** ПОКАЗАННЫЙ ФРАГМЕНТ **
# # # # #
Теперь остается досказать, что все же ртутный телескоп был одной из значительных работ Вуда. Метод вращения зеркала с помощью независимого кольцевого ротора был вскоре применен им ко всем делительным приспособлениям машин, наносящих штрихи дифракционных решеток, и ошибки в расстояниях между отдельными линиями сразу же исчезли. С тех пор это стало важным и общепринятым техническим методом. Так, несмотря на бесполезность основной идеи, вся работа получила техническое значение и является хорошим примером того, как настоящий ученый берется за проблему — приведет ли она к практическим результатам или нет — и разрешает ее, разлагая на составные задачи, которыми и пользуется в отдельности. Собственное техническое описание Вуда (написанное в то время и сохранившееся среди его научных статей), охватывающее и теоретические основы работы, и технику конструирования аппарата, является ясным, скромным отчетом о том, как человек обходит трудности — осуществляя ртутный телескоп или разрешая научную проблему.
Перед «закатом» ртутного телескопа в блюде со ртутью отразилось не звездное небо, а сельская философия американца. Это было во время Брайен-Тафтовской избирательной кампании, и старый фермер из Ист Хэмптона, посмотрев на мириады звезд, отраженных ртутным телескопом, вздохнул и сказал: «Не знаю, много ли в конце концов разницы, кого из них выберут, Брайена или Тафта».
Размышления старика были глубоки, но оригинальны ли они? Или люди так думали еще во времена Пифагора?
В то время как ртутный телескоп, вслед за теленком, погружался в забвение, Вуд уже был занят постройкой — в этом же самом уникальном сарае — лаборатории в Ист Хэмптоне — нового гигантского спектроскопа, или, скорее, спектроскопической камеры, которая относилась к совсем другой категории его творений. Это был, и оставался много лет, величайший и лучший инструмент своего рода во всем мире, и, кроме того, что он дал кошке Вуда такую же бессмертную славу, какую имеет попугай Архимеда, он сделал эпоху в области спектрального анализа и теории спектров. Он впервые разрешил сложнейший спектр йода, в котором насчитывается сорок тысяч линий.
Но так как при рассказе об этом, говорят ли вам в Токио, или здесь, или в Сингапуре, все равно упоминают о кошке, то я считаю неизбежным последовать этому установившемуся обычаю.
# # # # #
** НАБОР ДАННЫХ **
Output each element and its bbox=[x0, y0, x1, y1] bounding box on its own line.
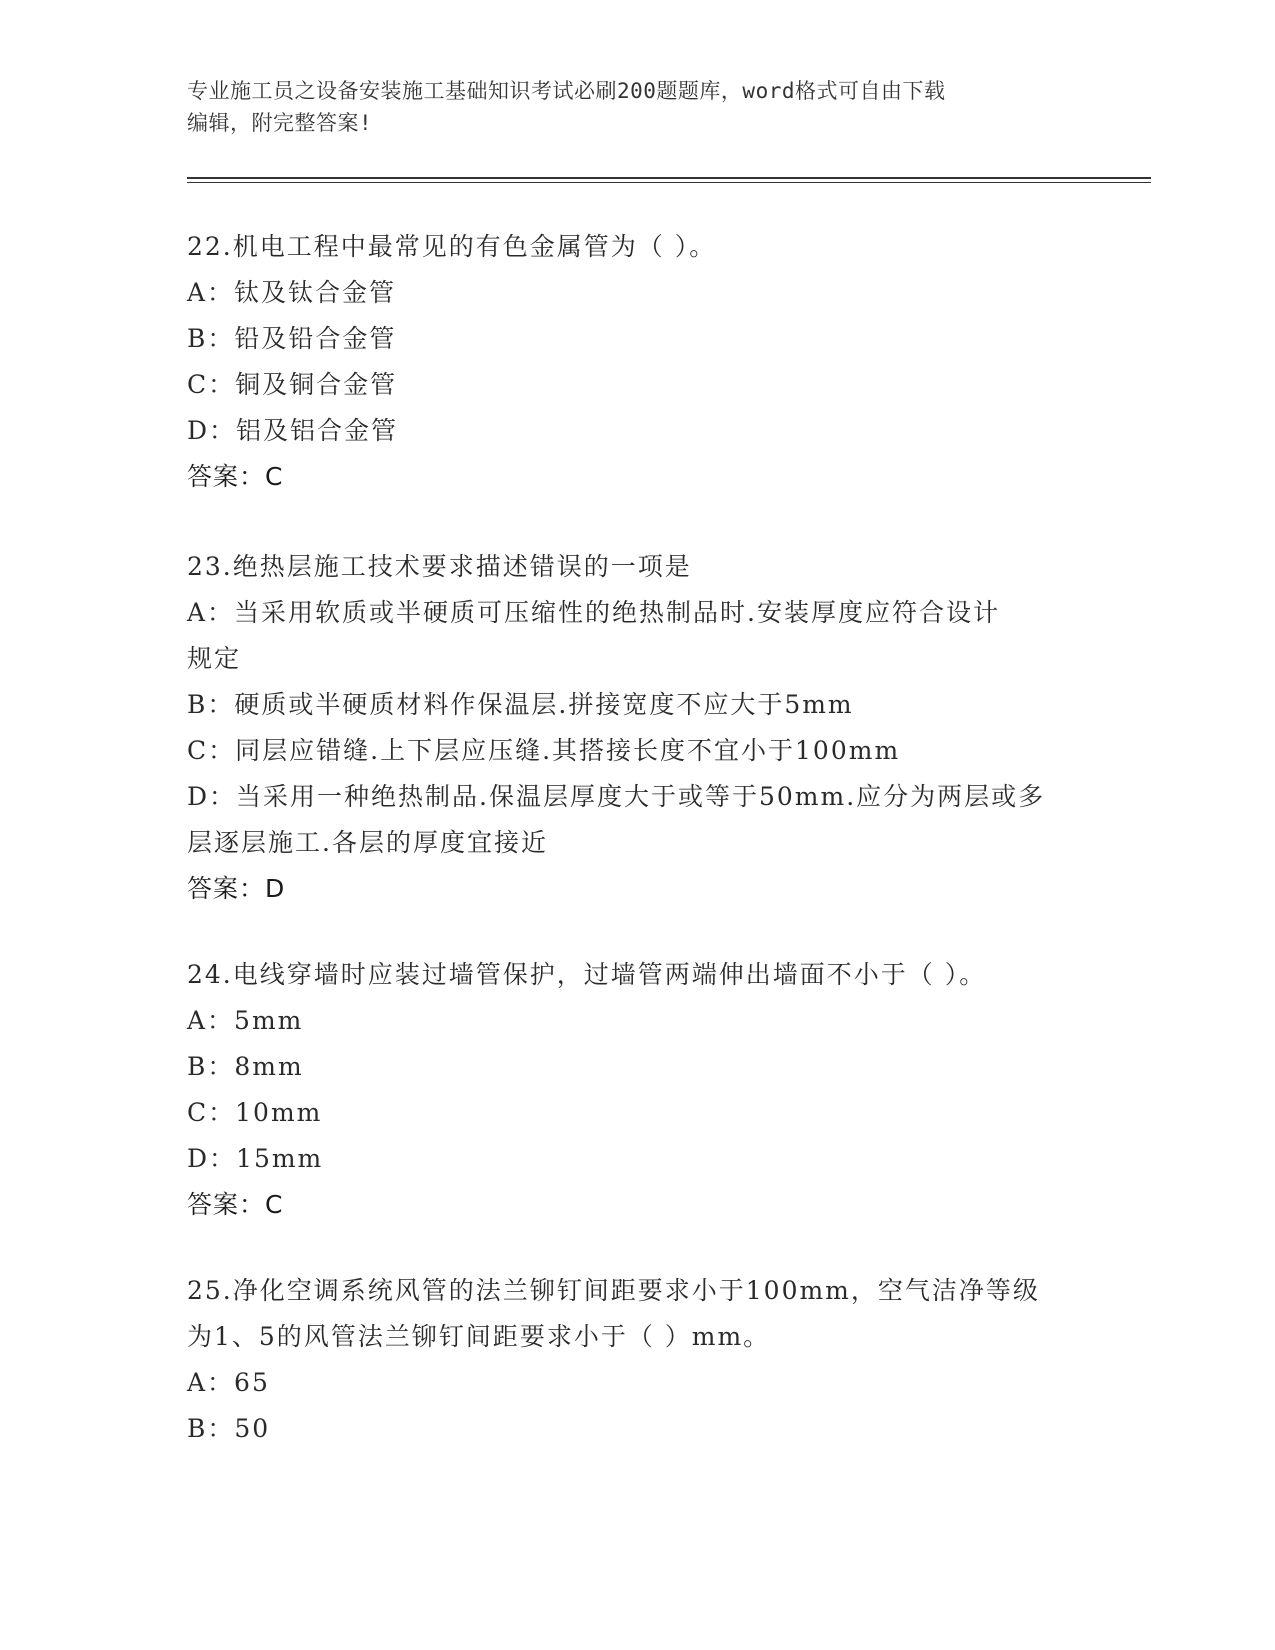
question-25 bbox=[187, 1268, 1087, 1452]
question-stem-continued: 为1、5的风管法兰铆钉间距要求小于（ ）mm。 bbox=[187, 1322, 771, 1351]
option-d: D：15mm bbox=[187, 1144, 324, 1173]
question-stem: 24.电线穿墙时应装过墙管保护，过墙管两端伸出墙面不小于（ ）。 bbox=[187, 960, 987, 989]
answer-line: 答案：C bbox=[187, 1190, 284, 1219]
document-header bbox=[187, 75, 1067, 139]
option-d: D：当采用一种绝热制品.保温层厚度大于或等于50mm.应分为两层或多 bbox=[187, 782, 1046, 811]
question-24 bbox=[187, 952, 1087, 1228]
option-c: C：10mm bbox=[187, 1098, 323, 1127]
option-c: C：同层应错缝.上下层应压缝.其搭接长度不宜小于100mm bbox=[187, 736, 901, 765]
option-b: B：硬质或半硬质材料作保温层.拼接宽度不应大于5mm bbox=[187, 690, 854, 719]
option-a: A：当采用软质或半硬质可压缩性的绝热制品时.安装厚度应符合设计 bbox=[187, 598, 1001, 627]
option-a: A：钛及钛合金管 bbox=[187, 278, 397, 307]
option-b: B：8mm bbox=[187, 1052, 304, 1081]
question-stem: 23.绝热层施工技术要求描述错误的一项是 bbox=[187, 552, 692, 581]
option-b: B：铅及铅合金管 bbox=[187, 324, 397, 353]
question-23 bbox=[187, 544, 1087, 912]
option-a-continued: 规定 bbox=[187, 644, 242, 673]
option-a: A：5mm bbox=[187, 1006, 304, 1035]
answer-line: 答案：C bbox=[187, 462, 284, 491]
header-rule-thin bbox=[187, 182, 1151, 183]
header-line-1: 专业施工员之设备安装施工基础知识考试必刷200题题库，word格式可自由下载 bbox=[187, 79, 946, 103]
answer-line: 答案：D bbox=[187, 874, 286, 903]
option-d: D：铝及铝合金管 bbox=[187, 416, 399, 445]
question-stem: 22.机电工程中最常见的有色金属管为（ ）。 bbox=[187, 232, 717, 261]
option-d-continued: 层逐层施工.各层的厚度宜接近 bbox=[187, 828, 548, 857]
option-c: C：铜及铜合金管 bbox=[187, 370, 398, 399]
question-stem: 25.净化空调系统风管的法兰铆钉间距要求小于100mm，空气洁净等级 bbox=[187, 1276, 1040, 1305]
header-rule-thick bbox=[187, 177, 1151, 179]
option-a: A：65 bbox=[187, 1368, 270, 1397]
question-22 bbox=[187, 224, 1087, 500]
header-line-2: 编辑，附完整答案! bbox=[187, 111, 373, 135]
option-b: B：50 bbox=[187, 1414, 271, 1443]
# # # # #
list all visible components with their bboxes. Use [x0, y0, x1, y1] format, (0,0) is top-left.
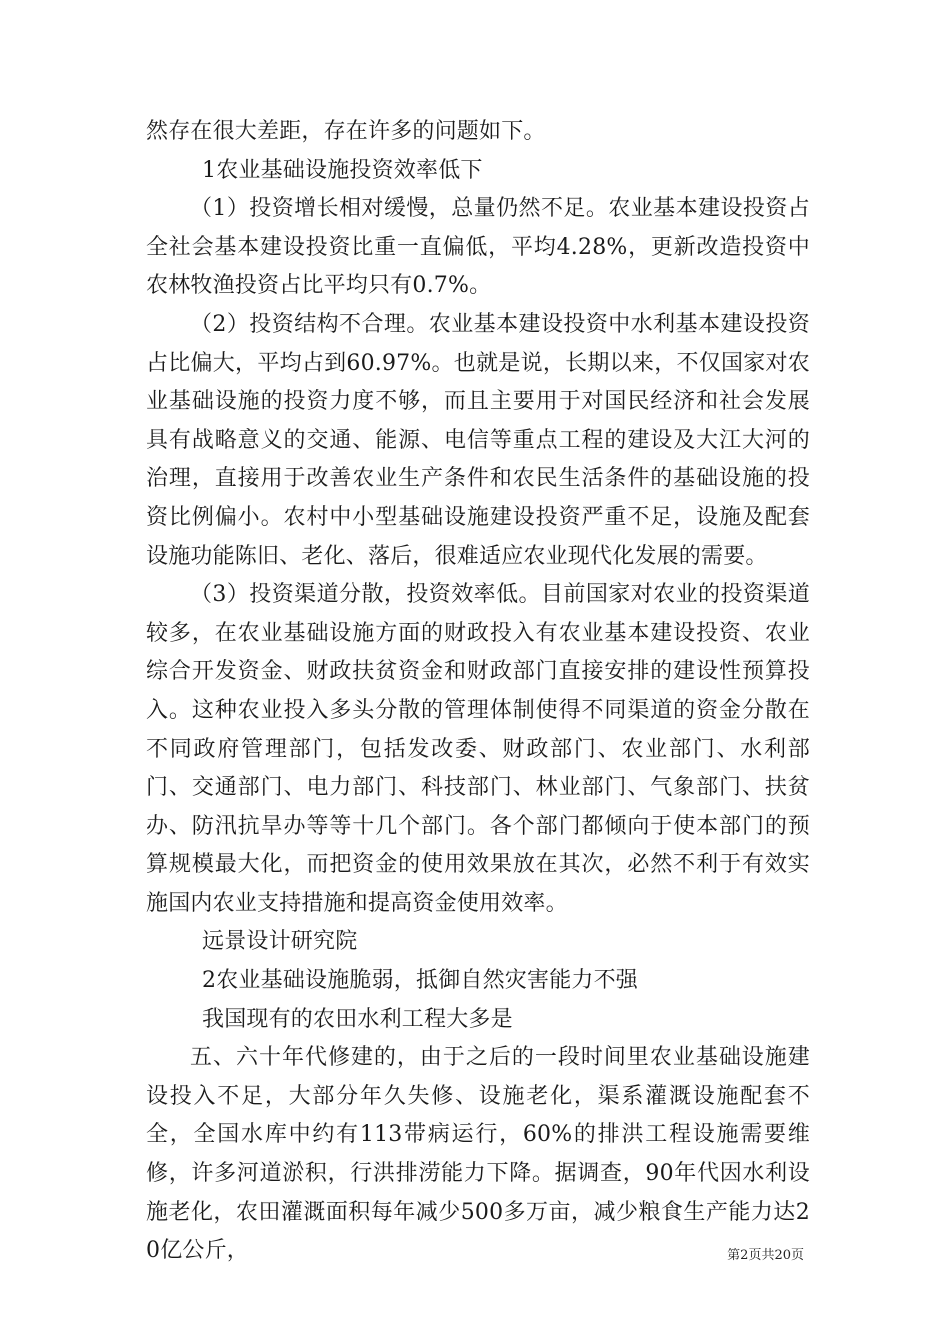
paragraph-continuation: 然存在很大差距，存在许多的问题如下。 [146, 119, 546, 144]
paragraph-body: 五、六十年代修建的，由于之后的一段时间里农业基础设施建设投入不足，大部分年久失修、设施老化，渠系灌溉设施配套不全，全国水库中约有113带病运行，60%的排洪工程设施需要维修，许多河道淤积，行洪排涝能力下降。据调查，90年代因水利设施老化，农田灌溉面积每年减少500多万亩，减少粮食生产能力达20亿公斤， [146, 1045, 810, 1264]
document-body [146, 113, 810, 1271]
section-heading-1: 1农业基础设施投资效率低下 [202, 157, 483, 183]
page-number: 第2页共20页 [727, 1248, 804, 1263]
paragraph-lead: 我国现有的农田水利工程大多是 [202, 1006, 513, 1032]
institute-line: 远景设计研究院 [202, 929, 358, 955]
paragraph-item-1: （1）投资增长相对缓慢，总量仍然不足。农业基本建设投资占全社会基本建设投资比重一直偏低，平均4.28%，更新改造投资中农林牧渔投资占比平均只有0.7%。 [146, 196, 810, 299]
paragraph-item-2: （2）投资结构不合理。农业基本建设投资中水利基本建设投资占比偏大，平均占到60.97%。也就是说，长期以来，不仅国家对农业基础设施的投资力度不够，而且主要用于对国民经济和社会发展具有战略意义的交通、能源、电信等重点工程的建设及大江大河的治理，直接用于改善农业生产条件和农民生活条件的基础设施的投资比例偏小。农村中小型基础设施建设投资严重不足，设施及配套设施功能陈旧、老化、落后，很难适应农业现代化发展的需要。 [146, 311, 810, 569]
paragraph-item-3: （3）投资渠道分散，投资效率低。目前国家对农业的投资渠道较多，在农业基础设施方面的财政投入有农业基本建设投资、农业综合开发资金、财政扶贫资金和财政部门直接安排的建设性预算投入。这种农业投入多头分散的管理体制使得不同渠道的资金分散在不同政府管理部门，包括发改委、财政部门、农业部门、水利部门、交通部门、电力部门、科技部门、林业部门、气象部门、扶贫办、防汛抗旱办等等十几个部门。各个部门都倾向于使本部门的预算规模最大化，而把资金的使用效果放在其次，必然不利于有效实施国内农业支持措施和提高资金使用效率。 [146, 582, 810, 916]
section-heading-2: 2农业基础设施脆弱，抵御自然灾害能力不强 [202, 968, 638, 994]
# # # # #
** ЗАДАНИЕ 1 **
Перечислите всех людей, которые названы по имени во фрагменте о Вуде и ртутном телескопе.
** ЗАДАНИЕ 2 **
Пожалуйста, допишите следующую часть фрагмента о Вуде и ртутном телескопе, начав сразу после его последнего предложения.

** ОТВЕТ НА ЗАДАНИЕ 1 **
Вуд, Брайен, Тафт, Пифагор, Архимед

** ОТВЕТ НА ЗАДАНИЕ 2 **
История эта имеет много версий. Года два назад за нее взялась «Тайм», и рассказ стал чем-то вроде серии кошачьих приключений в руках ловких писак из газет, которые изобразили кошку ассистентом чародея, аккуратно проделывающим свой номер, когда Вуд позовет ее «Кис, кис, поди сюда и очисти спектроскоп от паутины!» Вариантов так много, что не знаю, в состояний ли сам Вуд рассказать историю вполне правдиво. То, что произошло в действительности, можно рассказать просто и коротко. Спектроскоп состоял из длинной деревянной трубы, в целых сорок два фута, и примерно шести дюймов диаметром, торчавшей из стены сарая на железных подставках; в одном конце ее находилась дифракционная решетка, а на другом — щель и зеркало. За первую зиму и весну после постройки в нее забрались пауки и сплели свою паутину. Когда Вуд возвратился в июне, он заметил дерзкое вторжение. Он схватил кошку и засунул ее — не без сопротивления с ее стороны — в один конец трубы, а затем закрыл его. Кошка, не имея других перспектив, доползла по туннелю к свету и выскочила из другого конца, волоча за собой целый шлейф из паутины, после чего в ужасе бросилась через забор от столь страшного места. Профессор совсем не ожидал, что это событие ждет всемирная известность, но вскользь упомянул о нем в статье, посланной в Philosophical Magazine. Это был просто скорый, эффективный и бесплатный способ добиться желаемого результата первым подручным средством.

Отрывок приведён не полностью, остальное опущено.